Extracted data entries:
-- begin --
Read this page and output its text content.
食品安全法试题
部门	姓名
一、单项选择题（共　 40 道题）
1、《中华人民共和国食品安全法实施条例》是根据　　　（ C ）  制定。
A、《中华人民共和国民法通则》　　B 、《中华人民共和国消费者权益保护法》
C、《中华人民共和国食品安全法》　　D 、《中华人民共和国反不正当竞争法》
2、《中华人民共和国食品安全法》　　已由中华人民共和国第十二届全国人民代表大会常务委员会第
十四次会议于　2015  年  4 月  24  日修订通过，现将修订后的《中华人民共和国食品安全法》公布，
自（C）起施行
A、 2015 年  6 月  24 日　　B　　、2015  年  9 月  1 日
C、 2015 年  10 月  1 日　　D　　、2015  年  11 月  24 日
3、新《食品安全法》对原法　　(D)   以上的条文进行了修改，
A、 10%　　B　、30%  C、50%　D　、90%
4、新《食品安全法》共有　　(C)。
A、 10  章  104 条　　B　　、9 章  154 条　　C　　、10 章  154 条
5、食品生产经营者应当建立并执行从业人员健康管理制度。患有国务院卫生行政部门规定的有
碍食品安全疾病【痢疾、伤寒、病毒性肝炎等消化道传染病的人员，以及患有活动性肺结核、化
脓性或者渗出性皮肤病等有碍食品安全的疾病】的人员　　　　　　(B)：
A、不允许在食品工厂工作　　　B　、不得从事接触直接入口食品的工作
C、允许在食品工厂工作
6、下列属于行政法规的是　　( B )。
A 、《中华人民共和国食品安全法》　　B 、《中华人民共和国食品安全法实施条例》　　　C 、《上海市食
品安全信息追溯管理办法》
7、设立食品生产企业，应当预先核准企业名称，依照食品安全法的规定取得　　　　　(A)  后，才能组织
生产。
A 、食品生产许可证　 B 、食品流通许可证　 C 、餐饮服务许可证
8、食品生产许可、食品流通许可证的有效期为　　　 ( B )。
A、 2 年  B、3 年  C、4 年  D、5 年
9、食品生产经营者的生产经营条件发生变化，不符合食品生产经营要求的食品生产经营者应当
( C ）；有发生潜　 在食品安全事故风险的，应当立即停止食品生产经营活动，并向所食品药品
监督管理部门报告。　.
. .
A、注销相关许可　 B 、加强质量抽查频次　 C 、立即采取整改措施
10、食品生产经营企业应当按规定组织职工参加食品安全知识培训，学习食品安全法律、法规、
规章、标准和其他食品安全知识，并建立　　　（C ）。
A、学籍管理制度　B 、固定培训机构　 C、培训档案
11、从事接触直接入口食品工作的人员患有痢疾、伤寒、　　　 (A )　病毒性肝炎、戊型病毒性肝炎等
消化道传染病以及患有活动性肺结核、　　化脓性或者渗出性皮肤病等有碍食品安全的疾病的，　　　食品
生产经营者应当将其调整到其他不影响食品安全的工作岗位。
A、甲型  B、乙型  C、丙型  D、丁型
-- end --
Copy out each line in the preceding records that contains "中华人民共和国食品安全法实施条例".

1、《中华人民共和国食品安全法实施条例》是根据　　　（ C ）  制定。
A 、《中华人民共和国食品安全法》　　B 、《中华人民共和国食品安全法实施条例》　　　C 、《上海市食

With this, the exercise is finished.